### TAREFA SOLICITADA
Transcreva na íntegra, sem nenhuma alteração, o trecho sobre a atuação de Bolsonaro em relação às vacinas do Butantan e da Pfizer.

### TRECHO DO TEXTO
Bolsonaro também chegou a desautorizar a compra das vacinas do Butantan, após acordo firmado pelo então ministro da Saúde, Eduardo Pazuello. Em outro momento, quando o estudo da vacina foi pausado para análise de uma morte ocorrida na pesquisa, o presidente comemorou o fato em suas redes sociais.
A afirmação é verdadeira, mas há ressalvas. Bolsonaro só se encontrou com o CEO mundial da Pfizer, Albert Bourla, recentemente, no início de março, momento em que o país enfrentava colapsos e números altíssimos de Covid pelo total descontrole da pandemia. Antes, o governo ignorou e rejeitou propostas da farmacêutica para fornecimento de milhões de doses, com possibilidade de aplicação já a partir de dezembro de 2020.
Até fevereiro de 2021, estavam previstas 3 milhões de doses. Antes do encontro com Bourla, Bolsonaro repetidas vezes falava sobre efeitos colaterais relacionados à vacina, mais especificamente ao contrato com a farmacêutica, o qual a isenta de responsabilização em caso de possíveis efeitos colaterais da vacina.

### ITENS FORNECIDOS
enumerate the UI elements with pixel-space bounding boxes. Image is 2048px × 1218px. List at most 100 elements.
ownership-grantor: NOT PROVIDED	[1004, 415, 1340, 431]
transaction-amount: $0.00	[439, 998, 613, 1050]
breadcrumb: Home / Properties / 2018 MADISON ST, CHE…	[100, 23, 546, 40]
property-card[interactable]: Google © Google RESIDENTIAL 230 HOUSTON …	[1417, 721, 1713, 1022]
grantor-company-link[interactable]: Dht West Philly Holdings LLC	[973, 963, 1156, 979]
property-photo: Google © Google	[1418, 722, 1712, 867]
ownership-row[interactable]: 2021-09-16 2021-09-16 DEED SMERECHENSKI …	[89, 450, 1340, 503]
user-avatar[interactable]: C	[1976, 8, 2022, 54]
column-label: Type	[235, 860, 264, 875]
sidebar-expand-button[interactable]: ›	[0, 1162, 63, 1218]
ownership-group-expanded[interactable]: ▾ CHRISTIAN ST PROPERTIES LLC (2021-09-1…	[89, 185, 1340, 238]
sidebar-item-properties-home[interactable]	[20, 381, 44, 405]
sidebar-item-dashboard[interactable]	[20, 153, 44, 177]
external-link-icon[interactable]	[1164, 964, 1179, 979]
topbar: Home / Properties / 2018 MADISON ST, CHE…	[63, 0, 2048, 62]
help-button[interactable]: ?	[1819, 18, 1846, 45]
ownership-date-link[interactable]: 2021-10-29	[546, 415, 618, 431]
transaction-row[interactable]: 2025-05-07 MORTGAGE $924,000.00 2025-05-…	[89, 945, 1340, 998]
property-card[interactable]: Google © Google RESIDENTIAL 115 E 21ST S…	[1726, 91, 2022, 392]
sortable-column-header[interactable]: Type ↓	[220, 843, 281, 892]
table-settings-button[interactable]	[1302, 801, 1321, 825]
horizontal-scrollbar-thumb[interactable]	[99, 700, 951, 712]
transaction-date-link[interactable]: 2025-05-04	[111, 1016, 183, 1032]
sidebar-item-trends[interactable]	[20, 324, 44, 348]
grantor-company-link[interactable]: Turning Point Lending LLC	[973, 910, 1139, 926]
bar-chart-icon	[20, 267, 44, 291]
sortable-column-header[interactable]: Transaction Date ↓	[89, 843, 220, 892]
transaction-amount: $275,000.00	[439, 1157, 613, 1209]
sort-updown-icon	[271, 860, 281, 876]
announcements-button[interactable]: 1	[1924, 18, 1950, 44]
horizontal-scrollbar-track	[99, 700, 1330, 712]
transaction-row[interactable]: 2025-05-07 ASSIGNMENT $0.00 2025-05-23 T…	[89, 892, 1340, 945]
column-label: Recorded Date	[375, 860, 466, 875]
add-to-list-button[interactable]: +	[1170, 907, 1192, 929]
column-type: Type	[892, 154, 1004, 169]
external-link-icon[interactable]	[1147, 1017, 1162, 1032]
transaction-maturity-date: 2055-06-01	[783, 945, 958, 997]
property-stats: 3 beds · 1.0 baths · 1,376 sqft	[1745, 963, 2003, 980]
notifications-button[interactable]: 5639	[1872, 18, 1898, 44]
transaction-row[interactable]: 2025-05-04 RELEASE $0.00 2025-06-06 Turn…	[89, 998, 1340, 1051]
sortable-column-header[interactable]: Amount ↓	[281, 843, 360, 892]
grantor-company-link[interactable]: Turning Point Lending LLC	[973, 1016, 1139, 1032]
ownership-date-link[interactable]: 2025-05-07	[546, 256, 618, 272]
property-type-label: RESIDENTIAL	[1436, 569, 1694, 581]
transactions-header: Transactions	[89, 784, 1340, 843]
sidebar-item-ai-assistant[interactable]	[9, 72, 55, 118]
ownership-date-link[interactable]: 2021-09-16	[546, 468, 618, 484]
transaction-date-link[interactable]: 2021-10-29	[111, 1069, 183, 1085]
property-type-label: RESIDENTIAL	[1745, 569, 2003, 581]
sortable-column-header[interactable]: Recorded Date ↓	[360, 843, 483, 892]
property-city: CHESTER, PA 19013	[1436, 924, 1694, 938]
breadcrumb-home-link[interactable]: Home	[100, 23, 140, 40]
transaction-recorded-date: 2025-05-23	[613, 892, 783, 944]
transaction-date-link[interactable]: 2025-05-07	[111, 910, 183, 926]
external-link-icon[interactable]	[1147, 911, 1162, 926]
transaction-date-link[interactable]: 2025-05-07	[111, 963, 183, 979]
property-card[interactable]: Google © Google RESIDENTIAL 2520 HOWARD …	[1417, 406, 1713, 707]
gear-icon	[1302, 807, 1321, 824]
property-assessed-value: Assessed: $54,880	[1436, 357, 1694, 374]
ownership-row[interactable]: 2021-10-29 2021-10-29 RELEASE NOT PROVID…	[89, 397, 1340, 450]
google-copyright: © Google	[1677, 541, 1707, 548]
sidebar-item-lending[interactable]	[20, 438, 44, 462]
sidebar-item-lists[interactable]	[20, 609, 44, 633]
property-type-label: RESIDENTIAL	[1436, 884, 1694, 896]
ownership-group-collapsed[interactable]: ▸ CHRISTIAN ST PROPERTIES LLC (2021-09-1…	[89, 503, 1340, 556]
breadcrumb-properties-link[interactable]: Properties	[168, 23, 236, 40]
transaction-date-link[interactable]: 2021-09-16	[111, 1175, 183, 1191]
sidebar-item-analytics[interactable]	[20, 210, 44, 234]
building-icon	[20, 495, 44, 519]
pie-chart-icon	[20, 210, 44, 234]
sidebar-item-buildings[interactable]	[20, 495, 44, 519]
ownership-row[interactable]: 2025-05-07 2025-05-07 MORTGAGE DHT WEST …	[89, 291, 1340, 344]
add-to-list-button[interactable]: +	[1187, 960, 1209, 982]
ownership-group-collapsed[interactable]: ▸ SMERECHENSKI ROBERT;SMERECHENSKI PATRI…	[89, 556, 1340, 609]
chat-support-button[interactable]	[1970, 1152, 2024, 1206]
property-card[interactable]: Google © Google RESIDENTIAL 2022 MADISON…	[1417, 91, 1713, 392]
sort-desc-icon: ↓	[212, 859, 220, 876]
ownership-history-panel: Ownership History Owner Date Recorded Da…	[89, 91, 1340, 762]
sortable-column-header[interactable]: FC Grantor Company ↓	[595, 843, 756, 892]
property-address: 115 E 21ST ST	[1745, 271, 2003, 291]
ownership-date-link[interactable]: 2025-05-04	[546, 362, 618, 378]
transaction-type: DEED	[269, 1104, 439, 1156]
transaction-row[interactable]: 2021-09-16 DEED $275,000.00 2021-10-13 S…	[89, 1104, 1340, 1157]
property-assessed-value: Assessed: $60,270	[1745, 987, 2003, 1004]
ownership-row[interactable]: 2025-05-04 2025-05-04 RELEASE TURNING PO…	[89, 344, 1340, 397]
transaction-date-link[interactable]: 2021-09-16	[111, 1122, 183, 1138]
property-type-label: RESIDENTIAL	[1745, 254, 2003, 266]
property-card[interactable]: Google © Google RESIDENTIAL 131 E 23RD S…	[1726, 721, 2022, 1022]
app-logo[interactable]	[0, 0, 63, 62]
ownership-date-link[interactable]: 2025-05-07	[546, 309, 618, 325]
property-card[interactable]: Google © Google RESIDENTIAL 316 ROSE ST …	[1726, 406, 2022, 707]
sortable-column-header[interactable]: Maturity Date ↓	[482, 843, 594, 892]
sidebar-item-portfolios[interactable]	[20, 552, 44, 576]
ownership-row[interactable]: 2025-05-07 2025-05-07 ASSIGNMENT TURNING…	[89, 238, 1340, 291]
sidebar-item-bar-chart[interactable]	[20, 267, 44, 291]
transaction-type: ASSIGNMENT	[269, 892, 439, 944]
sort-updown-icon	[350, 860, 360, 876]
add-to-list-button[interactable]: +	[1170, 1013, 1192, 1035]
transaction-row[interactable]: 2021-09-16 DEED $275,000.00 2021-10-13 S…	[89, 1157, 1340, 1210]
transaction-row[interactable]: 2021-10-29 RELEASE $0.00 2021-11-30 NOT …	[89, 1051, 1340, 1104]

### RESPOSTA REDIGIDA
Bolsonaro também chegou a desautorizar a compra das vacinas do Butantan, após acordo firmado pelo então ministro da Saúde, Eduardo Pazuello. Em outro momento, quando o estudo da vacina foi pausado para análise de uma morte ocorrida na pesquisa, o presidente comemorou o fato em suas redes sociais.
A afirmação é verdadeira, mas há ressalvas. Bolsonaro só se encontrou com o CEO mundial da Pfizer, Albert Bourla, recentemente, no início de março, momento em que o país enfrentava colapsos e números altíssimos de Covid pelo total descontrole da pandemia. Antes, o governo ignorou e rejeitou propostas da farmacêutica para fornecimento de milhões de doses, com possibilidade de aplicação já a partir de dezembro de 2020.
Até fevereiro de 2021, estavam previstas 3 milhões de doses. Antes do encontro com Bourla, Bolsonaro repetidas vezes falava sobre efeitos colaterais relacionados à vacina, mais especificamente ao contrato com a farmacêutica, o qual a isenta de responsabilização em caso de possíveis efeitos colaterais da vacina.